* _The records_:
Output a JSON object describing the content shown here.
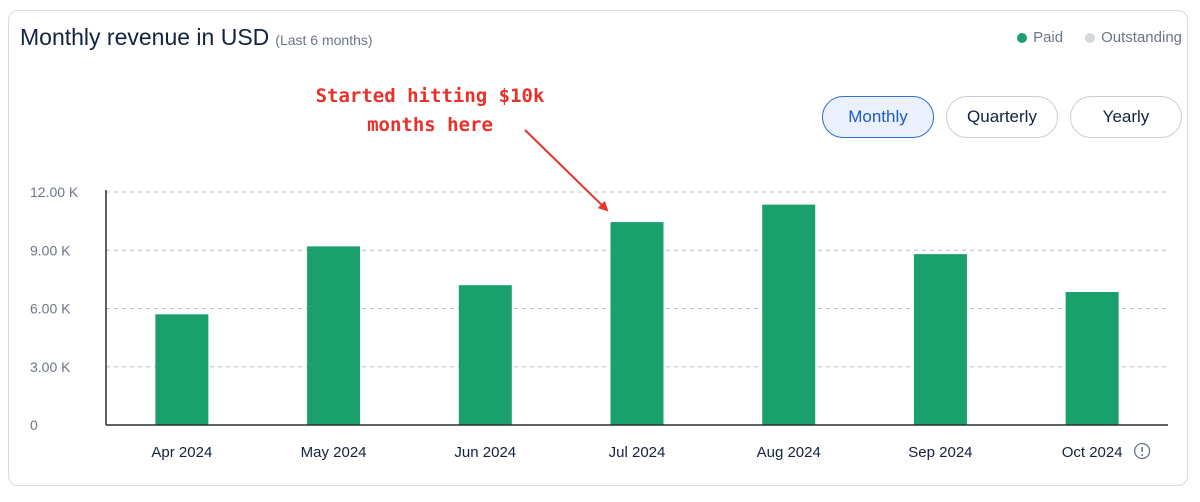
{
  "header": {
    "title": "Monthly revenue in USD",
    "subtitle": "(Last 6 months)"
  },
  "legend": {
    "items": [
      {
        "label": "Paid",
        "color": "#1aa06d"
      },
      {
        "label": "Outstanding",
        "color": "#d3d7de"
      }
    ]
  },
  "period_toggle": {
    "options": [
      "Monthly",
      "Quarterly",
      "Yearly"
    ],
    "selected": "Monthly"
  },
  "annotation": {
    "line1": "Started hitting $10k",
    "line2": "months here",
    "color": "#e8312a",
    "points_to_category": "Jul 2024"
  },
  "info_icon": "info-circle-icon",
  "chart_data": {
    "type": "bar",
    "categories": [
      "Apr 2024",
      "May 2024",
      "Jun 2024",
      "Jul 2024",
      "Aug 2024",
      "Sep 2024",
      "Oct 2024"
    ],
    "series": [
      {
        "name": "Paid",
        "values": [
          5700,
          9200,
          7200,
          10450,
          11350,
          8800,
          6850
        ],
        "color": "#1aa06d"
      }
    ],
    "ylim": [
      0,
      12000
    ],
    "yticks": [
      0,
      3000,
      6000,
      9000,
      12000
    ],
    "ytick_labels": [
      "0",
      "3.00 K",
      "6.00 K",
      "9.00 K",
      "12.00 K"
    ],
    "grid": true,
    "legend": "top-right"
  }
}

* _What you are asked to do_: Where a line in the material above holds "months", copy that line.

* _The reply_:
    "subtitle": "(Last 6 months)"
    "line2": "months here",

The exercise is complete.